▶ [What you need to do]:
Find the lines below that contain the word "this" and count them. Only the number should be given.

════════════════════

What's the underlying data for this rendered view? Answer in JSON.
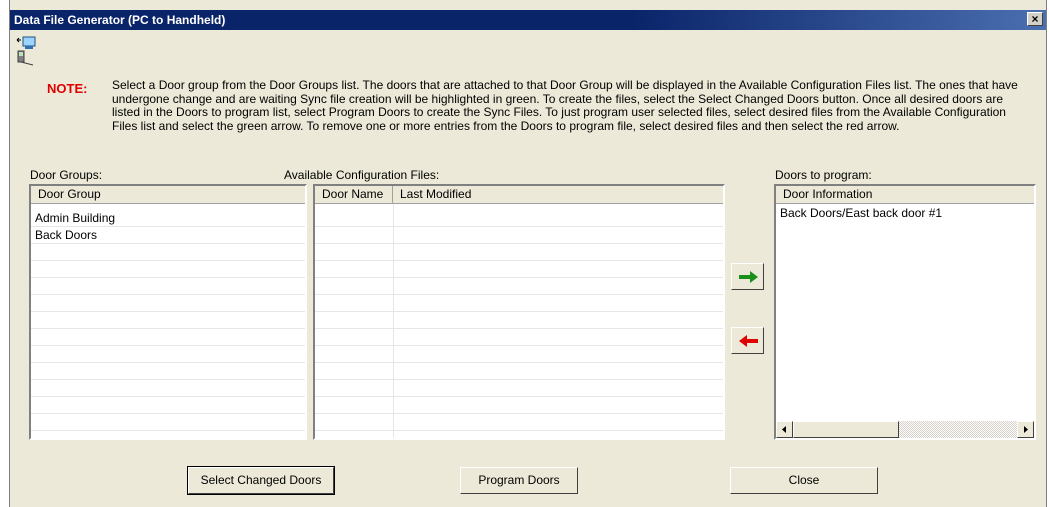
{
  "window": {
    "title": "Data File Generator (PC to Handheld)",
    "close_glyph": "×"
  },
  "note": {
    "label": "NOTE:",
    "text": "Select a Door group from the Door Groups list. The doors that are attached to that Door Group will be displayed in the Available Configuration Files list. The ones that have undergone change and are waiting Sync file creation will be highlighted in green. To create the files, select the Select Changed Doors button. Once all desired doors are listed in the Doors to program list, select Program Doors to create the Sync Files. To just program user selected files, select desired files from the Available Configuration Files list and select the green arrow. To remove one or more entries from the Doors to program file, select desired files and then select the red arrow."
  },
  "door_groups": {
    "label": "Door Groups:",
    "column": "Door Group",
    "items": [
      "Admin Building",
      "Back Doors"
    ]
  },
  "available": {
    "label": "Available Configuration Files:",
    "columns": [
      "Door Name",
      "Last Modified"
    ]
  },
  "program": {
    "label": "Doors to program:",
    "column": "Door Information",
    "items": [
      "Back Doors/East back door #1"
    ]
  },
  "buttons": {
    "select_changed": "Select Changed Doors",
    "program_doors": "Program Doors",
    "close": "Close"
  },
  "colors": {
    "add_arrow": "#1a8f1a",
    "remove_arrow": "#e00000",
    "note_label": "#e00000"
  },
  "icons": {
    "app": "pc-to-handheld-icon",
    "add": "green-right-arrow-icon",
    "remove": "red-left-arrow-icon"
  }
}
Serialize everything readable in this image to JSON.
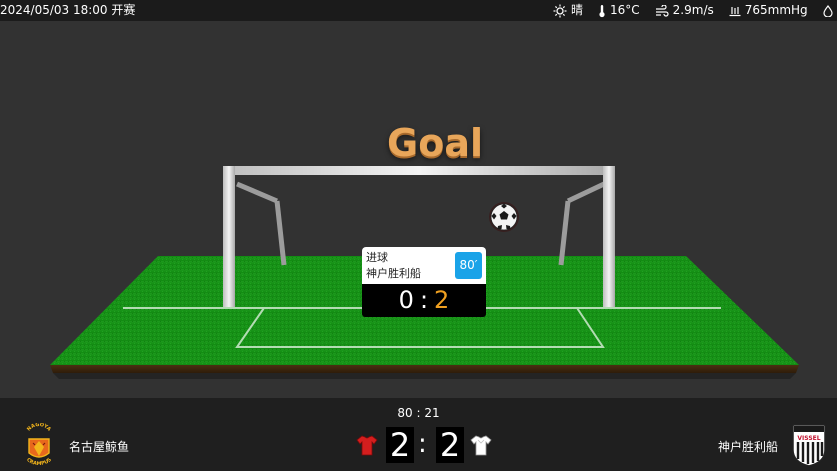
{
  "header": {
    "match_time": "2024/05/03 18:00 开赛",
    "weather": {
      "condition": "晴",
      "temperature": "16°C",
      "wind": "2.9m/s",
      "pressure": "765mmHg",
      "cut_off_value": "4"
    }
  },
  "stage": {
    "event_title": "Goal",
    "event": {
      "type": "进球",
      "team": "神户胜利船",
      "minute": "80′",
      "score_home": "0",
      "score_separator": ":",
      "score_away": "2"
    }
  },
  "footer": {
    "clock": "80 : 21",
    "home_team": "名古屋鲸鱼",
    "away_team": "神户胜利船",
    "home_score": "2",
    "away_score": "2",
    "score_separator": ":",
    "home_logo_text_top": "NAGOYA",
    "home_logo_text_bottom": "CRAMPUS",
    "away_logo_text": "VISSEL"
  },
  "colors": {
    "accent_orange": "#e8a65a",
    "minute_badge": "#1aa3e8",
    "away_score": "#f0a020",
    "home_shirt": "#d41e1e",
    "away_shirt": "#ffffff",
    "pitch_green": "#139b13"
  },
  "icons": {
    "sun": "sun-icon",
    "thermometer": "thermometer-icon",
    "wind": "wind-icon",
    "pressure": "pressure-icon",
    "drop": "drop-icon",
    "ball": "football-icon",
    "home_shirt": "home-shirt-icon",
    "away_shirt": "away-shirt-icon"
  }
}
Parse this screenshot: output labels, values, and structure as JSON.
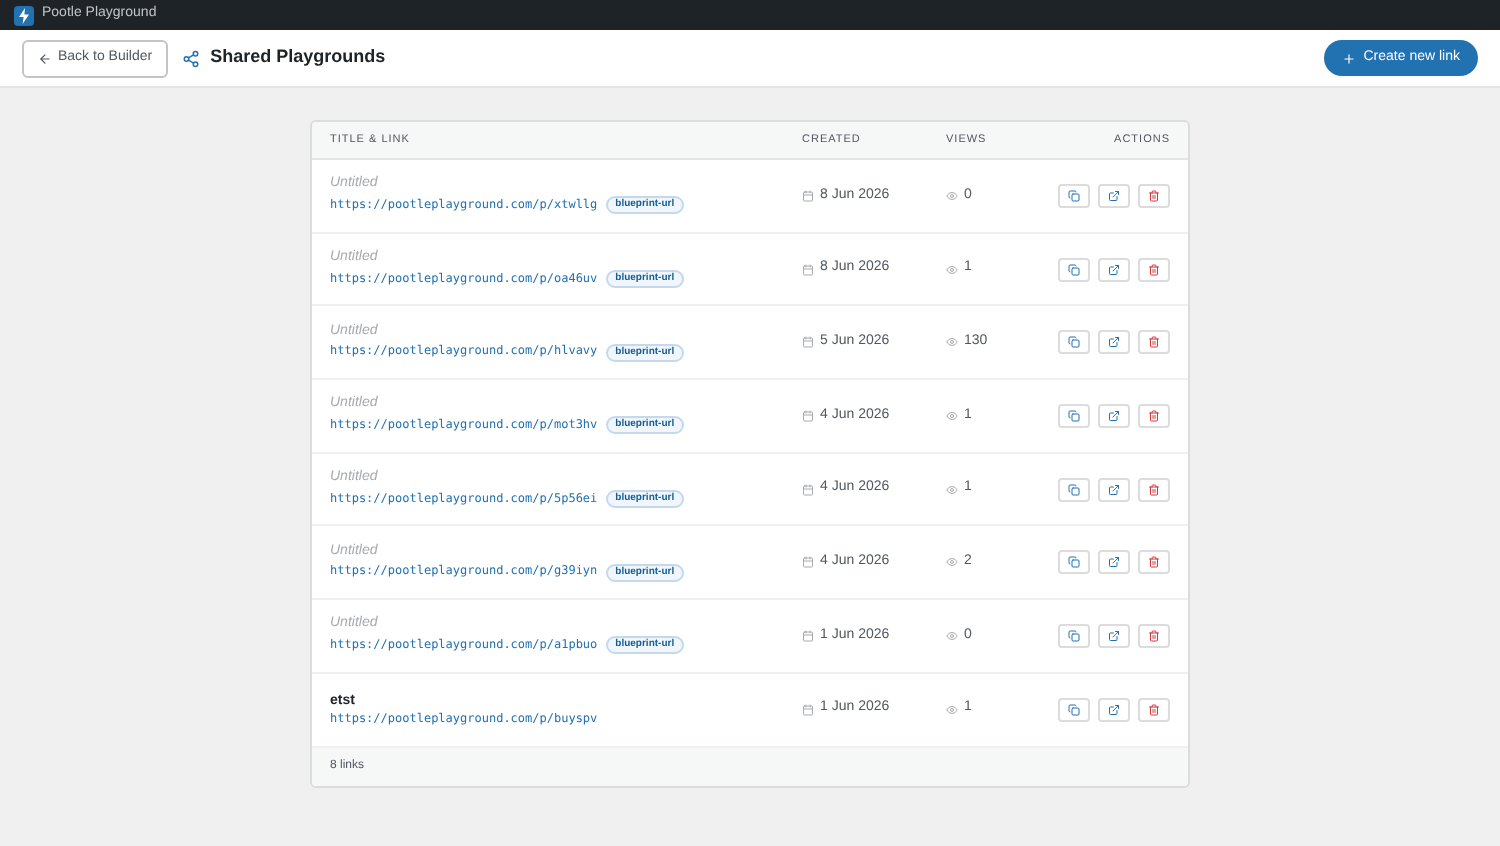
{
  "app_bar": {
    "title": "Pootle Playground"
  },
  "header": {
    "back_button": "Back to Builder",
    "title": "Shared Playgrounds",
    "create_button": "Create new link"
  },
  "table": {
    "columns": [
      "TITLE & LINK",
      "CREATED",
      "VIEWS",
      "ACTIONS"
    ],
    "rows": [
      {
        "kind": "untitled",
        "title": "Untitled",
        "url": "https://pootleplayground.com/p/xtwllg",
        "tag": "blueprint-url",
        "created": "8 Jun 2026",
        "views": "0"
      },
      {
        "kind": "untitled",
        "title": "Untitled",
        "url": "https://pootleplayground.com/p/oa46uv",
        "tag": "blueprint-url",
        "created": "8 Jun 2026",
        "views": "1"
      },
      {
        "kind": "untitled",
        "title": "Untitled",
        "url": "https://pootleplayground.com/p/hlvavy",
        "tag": "blueprint-url",
        "created": "5 Jun 2026",
        "views": "130"
      },
      {
        "kind": "untitled",
        "title": "Untitled",
        "url": "https://pootleplayground.com/p/mot3hv",
        "tag": "blueprint-url",
        "created": "4 Jun 2026",
        "views": "1"
      },
      {
        "kind": "untitled",
        "title": "Untitled",
        "url": "https://pootleplayground.com/p/5p56ei",
        "tag": "blueprint-url",
        "created": "4 Jun 2026",
        "views": "1"
      },
      {
        "kind": "untitled",
        "title": "Untitled",
        "url": "https://pootleplayground.com/p/g39iyn",
        "tag": "blueprint-url",
        "created": "4 Jun 2026",
        "views": "2"
      },
      {
        "kind": "untitled",
        "title": "Untitled",
        "url": "https://pootleplayground.com/p/a1pbuo",
        "tag": "blueprint-url",
        "created": "1 Jun 2026",
        "views": "0"
      },
      {
        "kind": "named",
        "title": "etst",
        "url": "https://pootleplayground.com/p/buyspv",
        "created": "1 Jun 2026",
        "views": "1"
      }
    ],
    "footer": "8 links"
  }
}
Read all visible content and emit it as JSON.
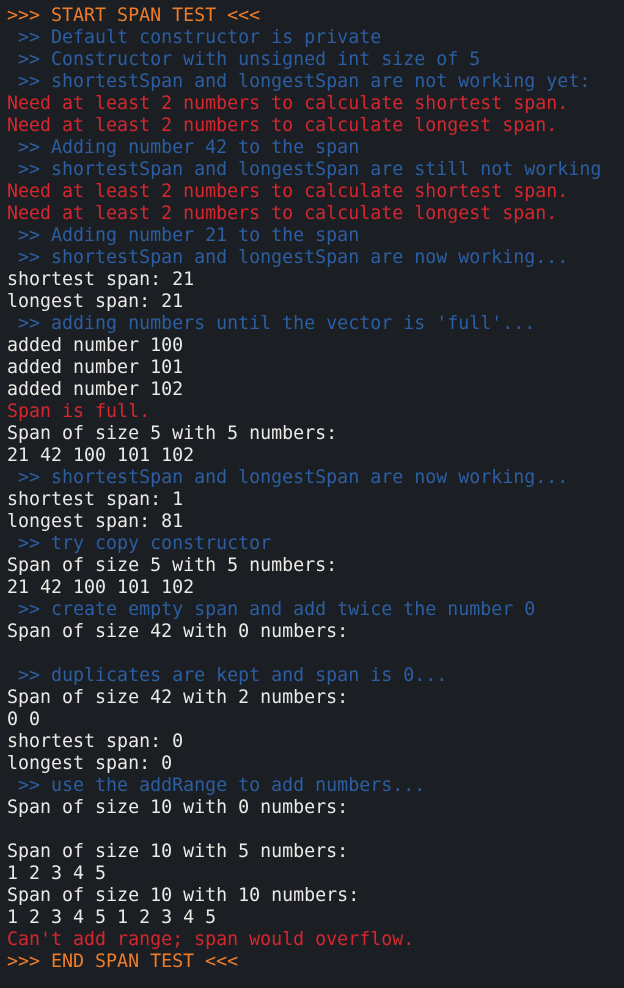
{
  "terminal": {
    "colors": {
      "background": "#1b1f23",
      "orange": "#ee7c2a",
      "blue": "#2b5ea3",
      "red": "#d7262e",
      "white": "#eceae6"
    },
    "lines": [
      {
        "text": ">>> START SPAN TEST <<<",
        "color": "orange"
      },
      {
        "text": " >> Default constructor is private",
        "color": "blue"
      },
      {
        "text": " >> Constructor with unsigned int size of 5",
        "color": "blue"
      },
      {
        "text": " >> shortestSpan and longestSpan are not working yet:",
        "color": "blue"
      },
      {
        "text": "Need at least 2 numbers to calculate shortest span.",
        "color": "red"
      },
      {
        "text": "Need at least 2 numbers to calculate longest span.",
        "color": "red"
      },
      {
        "text": " >> Adding number 42 to the span",
        "color": "blue"
      },
      {
        "text": " >> shortestSpan and longestSpan are still not working",
        "color": "blue"
      },
      {
        "text": "Need at least 2 numbers to calculate shortest span.",
        "color": "red"
      },
      {
        "text": "Need at least 2 numbers to calculate longest span.",
        "color": "red"
      },
      {
        "text": " >> Adding number 21 to the span",
        "color": "blue"
      },
      {
        "text": " >> shortestSpan and longestSpan are now working...",
        "color": "blue"
      },
      {
        "text": "shortest span: 21",
        "color": "white"
      },
      {
        "text": "longest span: 21",
        "color": "white"
      },
      {
        "text": " >> adding numbers until the vector is 'full'...",
        "color": "blue"
      },
      {
        "text": "added number 100",
        "color": "white"
      },
      {
        "text": "added number 101",
        "color": "white"
      },
      {
        "text": "added number 102",
        "color": "white"
      },
      {
        "text": "Span is full.",
        "color": "red"
      },
      {
        "text": "Span of size 5 with 5 numbers:",
        "color": "white"
      },
      {
        "text": "21 42 100 101 102",
        "color": "white"
      },
      {
        "text": " >> shortestSpan and longestSpan are now working...",
        "color": "blue"
      },
      {
        "text": "shortest span: 1",
        "color": "white"
      },
      {
        "text": "longest span: 81",
        "color": "white"
      },
      {
        "text": " >> try copy constructor",
        "color": "blue"
      },
      {
        "text": "Span of size 5 with 5 numbers:",
        "color": "white"
      },
      {
        "text": "21 42 100 101 102",
        "color": "white"
      },
      {
        "text": " >> create empty span and add twice the number 0",
        "color": "blue"
      },
      {
        "text": "Span of size 42 with 0 numbers:",
        "color": "white"
      },
      {
        "text": "",
        "color": "white"
      },
      {
        "text": " >> duplicates are kept and span is 0...",
        "color": "blue"
      },
      {
        "text": "Span of size 42 with 2 numbers:",
        "color": "white"
      },
      {
        "text": "0 0",
        "color": "white"
      },
      {
        "text": "shortest span: 0",
        "color": "white"
      },
      {
        "text": "longest span: 0",
        "color": "white"
      },
      {
        "text": " >> use the addRange to add numbers...",
        "color": "blue"
      },
      {
        "text": "Span of size 10 with 0 numbers:",
        "color": "white"
      },
      {
        "text": "",
        "color": "white"
      },
      {
        "text": "Span of size 10 with 5 numbers:",
        "color": "white"
      },
      {
        "text": "1 2 3 4 5",
        "color": "white"
      },
      {
        "text": "Span of size 10 with 10 numbers:",
        "color": "white"
      },
      {
        "text": "1 2 3 4 5 1 2 3 4 5",
        "color": "white"
      },
      {
        "text": "Can't add range; span would overflow.",
        "color": "red"
      },
      {
        "text": ">>> END SPAN TEST <<<",
        "color": "orange"
      }
    ]
  }
}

════════════════════

▶ [Finished task]:
3